Transcribe the oscilloscope forum thread below word for word, from "TI's obscenely fast" to "I understand it.".

◆ **Selected text**
◇ ◇ ◇ ◇
Agilent has oscilloscopes to 63 GHz /160GS/s. How is that possible?

What type of technology is used to make such a ($439,824) product? How do you sample at that rate? 160GS/s implies some sort of clock at 160Ghz. How is that done? I don't understand how this can be done at any price the speeds are so otherworldly.

Based on EEVblog tear-downs I've watched, I think the answer is "dark sorcery and witchcraft" :smiley:

Well if it can be done, Agilent is a company that could do it. As a spin-off/de-vesture of the old HP instrumentation company they were always among or leading in the state of art of measurement teck.

Lefty

I had an 8 GHz scope a while back, and it is done with 8 bit flash convertors and you use multiple ones and interleave the data. I am sure they have a white paper. For example, if you have 16 convertors, they each need to sample at 10 GS/sec.

KeithRB:
I had an 8 GHz scope a while back, and it is done with 8 bit flash convertors and you use multiple ones and interleave the data. I am sure they have a white paper. For example, if you have 16 convertors, they each need to sample at 10 GS/sec.

Out of curiosity I have looked at TI/National, Analog, and LT's sites and I think the fastest converter that is available is TI at about 5 Gsps and that is at 7-bit. The datasheet shows it's actually 4 ADCs embedded in one chip with some clock management. So maybe you use 32 of those? But how the heck do you interleave them so that they are sampling at the correct point in time?

Note that you only get 63 GHz if you are using two channels, you are limited to "only" 33 GHz with all 4, so they are clearly interleaving multiple samplers.

Need to use something faster than an Arduino 8)

CrossRoads:
Need to use something faster than an Arduino 8)

Nothing a little liquid nitrogen and a faster crystal can't fix. 8)

I realize I should have posted these links:

First thing I buy if I win the Powerball:

http://www.home.agilent.com/en/pd-2108888-pn-DSAX96204Q/infiniium-high-performance-oscilloscope-63-ghz?nid=-33202.1010838&cc=US&lc=eng

TI's obscenely fast converter:

http://www.ti.com/product/lm97600

Even if you can sample that fast, how do you put test leads on a circuit that is moving at a rate that necessitates that kind of speed? Seems like the capacitance of any test lead would wreck it. Crazy stuff.

SirNickity:
Even if you can sample that fast, how do you put test leads on a circuit that is moving at a rate that necessitates that kind of speed? Seems like the capacitance of any test lead would wreck it. Crazy stuff.

I think the answer is "active probes" (MSRP about $8,000 each for this speed, but you get a set with the scope), whatever that is. Because I can repeat what Agilent says doesn't mean I understand it.

Or you put 50 ohm sample ports.

JoeN:

KeithRB:
I had an 8 GHz scope a while back, and it is done with 8 bit flash convertors and you use multiple ones and interleave the data. I am sure they have a white paper. For example, if you have 16 convertors, they each need to sample at 10 GS/sec.

Out of curiosity I have looked at TI/National, Analog, and LT's sites and I think the fastest converter that is available is TI at about 5 Gsps and that is at 7-bit. The datasheet shows it's actually 4 ADCs embedded in one chip with some clock management. So maybe you use 32 of those? But how the heck do you interleave them so that they are sampling at the correct point in time?
◇ ◇ ◇ ◇
◆ **Data section**
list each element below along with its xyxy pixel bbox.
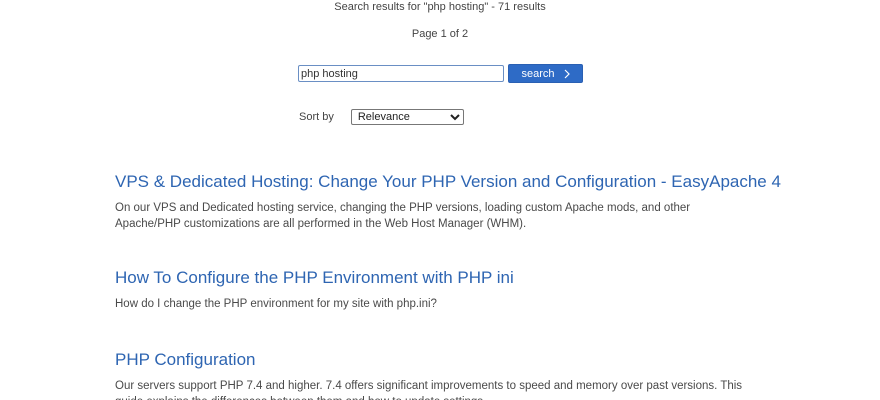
◇ ◇ ◇ ◇
◆ **Response**
TI's obscenely fast converter:

http://www.ti.com/product/lm97600

Even if you can sample that fast, how do you put test leads on a circuit that is moving at a rate that necessitates that kind of speed? Seems like the capacitance of any test lead would wreck it. Crazy stuff.

SirNickity:
Even if you can sample that fast, how do you put test leads on a circuit that is moving at a rate that necessitates that kind of speed? Seems like the capacitance of any test lead would wreck it. Crazy stuff.

I think the answer is "active probes" (MSRP about $8,000 each for this speed, but you get a set with the scope), whatever that is. Because I can repeat what Agilent says doesn't mean I understand it.